* _Task directions_
Tally the lines of the data that include the word "from" and state the total, nothing else.

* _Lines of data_
+++

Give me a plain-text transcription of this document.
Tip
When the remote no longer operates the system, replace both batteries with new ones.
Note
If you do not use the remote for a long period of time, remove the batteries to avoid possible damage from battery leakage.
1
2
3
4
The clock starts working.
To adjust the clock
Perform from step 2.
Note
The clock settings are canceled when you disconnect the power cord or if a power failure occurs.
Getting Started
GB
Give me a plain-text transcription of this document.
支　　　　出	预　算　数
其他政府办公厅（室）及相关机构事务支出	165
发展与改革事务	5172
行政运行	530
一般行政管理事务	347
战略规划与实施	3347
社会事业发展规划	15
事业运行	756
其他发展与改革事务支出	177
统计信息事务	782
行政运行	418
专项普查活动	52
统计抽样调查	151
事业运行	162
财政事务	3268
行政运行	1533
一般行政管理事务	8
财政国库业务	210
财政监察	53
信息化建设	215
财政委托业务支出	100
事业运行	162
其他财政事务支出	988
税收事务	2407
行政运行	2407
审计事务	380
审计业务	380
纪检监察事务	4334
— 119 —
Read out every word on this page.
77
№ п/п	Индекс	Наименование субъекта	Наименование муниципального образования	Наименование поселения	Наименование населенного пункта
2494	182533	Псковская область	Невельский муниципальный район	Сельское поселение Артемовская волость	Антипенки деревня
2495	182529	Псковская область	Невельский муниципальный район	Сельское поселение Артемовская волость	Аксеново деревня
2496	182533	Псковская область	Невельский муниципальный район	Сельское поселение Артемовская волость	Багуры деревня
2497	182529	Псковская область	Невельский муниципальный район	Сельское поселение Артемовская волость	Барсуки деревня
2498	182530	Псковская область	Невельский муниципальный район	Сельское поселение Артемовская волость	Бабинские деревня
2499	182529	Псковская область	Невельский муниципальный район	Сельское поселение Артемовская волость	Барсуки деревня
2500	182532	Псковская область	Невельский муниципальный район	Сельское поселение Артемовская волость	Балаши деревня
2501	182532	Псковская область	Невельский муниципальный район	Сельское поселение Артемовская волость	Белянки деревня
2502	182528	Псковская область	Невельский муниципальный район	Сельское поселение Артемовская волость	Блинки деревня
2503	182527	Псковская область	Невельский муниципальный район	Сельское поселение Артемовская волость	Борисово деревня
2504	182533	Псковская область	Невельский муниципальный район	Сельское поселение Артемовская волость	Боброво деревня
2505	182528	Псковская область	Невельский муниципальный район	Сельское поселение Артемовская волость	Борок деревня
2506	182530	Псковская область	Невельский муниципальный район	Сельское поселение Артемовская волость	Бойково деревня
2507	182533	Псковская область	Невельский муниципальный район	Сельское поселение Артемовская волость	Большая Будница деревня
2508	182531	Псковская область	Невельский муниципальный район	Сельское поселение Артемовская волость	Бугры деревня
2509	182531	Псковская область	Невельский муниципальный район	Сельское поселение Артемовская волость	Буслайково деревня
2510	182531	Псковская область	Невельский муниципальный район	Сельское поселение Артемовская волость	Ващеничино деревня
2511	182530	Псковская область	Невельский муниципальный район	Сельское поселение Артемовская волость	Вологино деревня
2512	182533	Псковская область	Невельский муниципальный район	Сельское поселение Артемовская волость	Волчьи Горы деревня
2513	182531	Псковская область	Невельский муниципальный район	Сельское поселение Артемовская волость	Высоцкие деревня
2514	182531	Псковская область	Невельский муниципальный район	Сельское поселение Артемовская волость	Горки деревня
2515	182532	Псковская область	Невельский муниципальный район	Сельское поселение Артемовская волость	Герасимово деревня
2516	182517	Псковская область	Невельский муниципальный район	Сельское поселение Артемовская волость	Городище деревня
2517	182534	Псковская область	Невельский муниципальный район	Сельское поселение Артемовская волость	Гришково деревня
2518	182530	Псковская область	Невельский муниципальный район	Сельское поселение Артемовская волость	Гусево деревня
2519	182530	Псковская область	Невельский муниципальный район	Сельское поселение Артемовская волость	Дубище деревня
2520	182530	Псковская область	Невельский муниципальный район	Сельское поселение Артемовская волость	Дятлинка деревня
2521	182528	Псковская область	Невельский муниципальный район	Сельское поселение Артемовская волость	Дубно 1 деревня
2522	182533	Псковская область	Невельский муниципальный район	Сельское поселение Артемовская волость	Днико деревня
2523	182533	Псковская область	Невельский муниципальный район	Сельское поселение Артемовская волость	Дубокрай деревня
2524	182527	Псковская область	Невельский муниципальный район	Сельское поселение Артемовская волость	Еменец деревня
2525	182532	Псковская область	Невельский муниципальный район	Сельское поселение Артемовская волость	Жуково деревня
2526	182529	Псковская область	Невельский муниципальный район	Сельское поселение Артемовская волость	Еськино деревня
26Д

+++

* _The completed task_
2